Dataset rows
═══

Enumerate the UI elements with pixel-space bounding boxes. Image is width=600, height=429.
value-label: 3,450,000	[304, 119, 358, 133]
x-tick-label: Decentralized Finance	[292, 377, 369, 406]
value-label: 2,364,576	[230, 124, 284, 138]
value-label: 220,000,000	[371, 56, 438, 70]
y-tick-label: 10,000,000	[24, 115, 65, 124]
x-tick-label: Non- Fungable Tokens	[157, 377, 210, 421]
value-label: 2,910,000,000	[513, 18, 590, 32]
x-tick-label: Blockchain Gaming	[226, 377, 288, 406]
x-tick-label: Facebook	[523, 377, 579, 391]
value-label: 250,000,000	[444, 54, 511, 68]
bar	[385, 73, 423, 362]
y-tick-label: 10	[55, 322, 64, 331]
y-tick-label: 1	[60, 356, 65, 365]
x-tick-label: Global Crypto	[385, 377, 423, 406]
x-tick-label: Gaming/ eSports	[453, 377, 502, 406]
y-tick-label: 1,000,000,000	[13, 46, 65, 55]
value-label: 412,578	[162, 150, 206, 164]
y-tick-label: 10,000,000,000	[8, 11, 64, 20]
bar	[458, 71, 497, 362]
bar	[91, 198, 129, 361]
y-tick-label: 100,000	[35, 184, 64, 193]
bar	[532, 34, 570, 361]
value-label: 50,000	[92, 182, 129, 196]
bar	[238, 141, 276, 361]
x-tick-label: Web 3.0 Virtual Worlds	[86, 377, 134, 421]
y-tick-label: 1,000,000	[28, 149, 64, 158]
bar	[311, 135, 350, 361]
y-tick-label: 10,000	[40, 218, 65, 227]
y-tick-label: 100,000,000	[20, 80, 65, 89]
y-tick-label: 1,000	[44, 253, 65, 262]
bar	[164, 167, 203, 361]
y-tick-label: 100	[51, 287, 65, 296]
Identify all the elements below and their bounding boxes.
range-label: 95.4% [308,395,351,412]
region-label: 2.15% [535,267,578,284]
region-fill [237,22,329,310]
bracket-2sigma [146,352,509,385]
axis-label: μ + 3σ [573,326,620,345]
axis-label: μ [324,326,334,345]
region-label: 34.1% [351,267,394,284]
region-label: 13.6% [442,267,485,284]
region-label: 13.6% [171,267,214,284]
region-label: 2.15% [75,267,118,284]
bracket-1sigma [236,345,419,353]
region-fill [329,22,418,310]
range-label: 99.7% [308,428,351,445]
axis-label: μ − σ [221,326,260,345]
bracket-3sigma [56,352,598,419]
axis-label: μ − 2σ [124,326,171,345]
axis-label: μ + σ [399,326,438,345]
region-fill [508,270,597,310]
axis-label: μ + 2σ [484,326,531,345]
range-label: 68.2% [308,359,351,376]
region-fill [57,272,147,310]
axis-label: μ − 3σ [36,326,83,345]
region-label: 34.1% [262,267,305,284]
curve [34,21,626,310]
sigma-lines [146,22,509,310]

═══

Retype the lines of the data above from its first line through the line containing "56, 438, 70]", inclusive, with no changes.

Enumerate the UI elements with pixel-space bounding boxes. Image is width=600, height=429.
value-label: 3,450,000	[304, 119, 358, 133]
x-tick-label: Decentralized Finance	[292, 377, 369, 406]
value-label: 2,364,576	[230, 124, 284, 138]
value-label: 220,000,000	[371, 56, 438, 70]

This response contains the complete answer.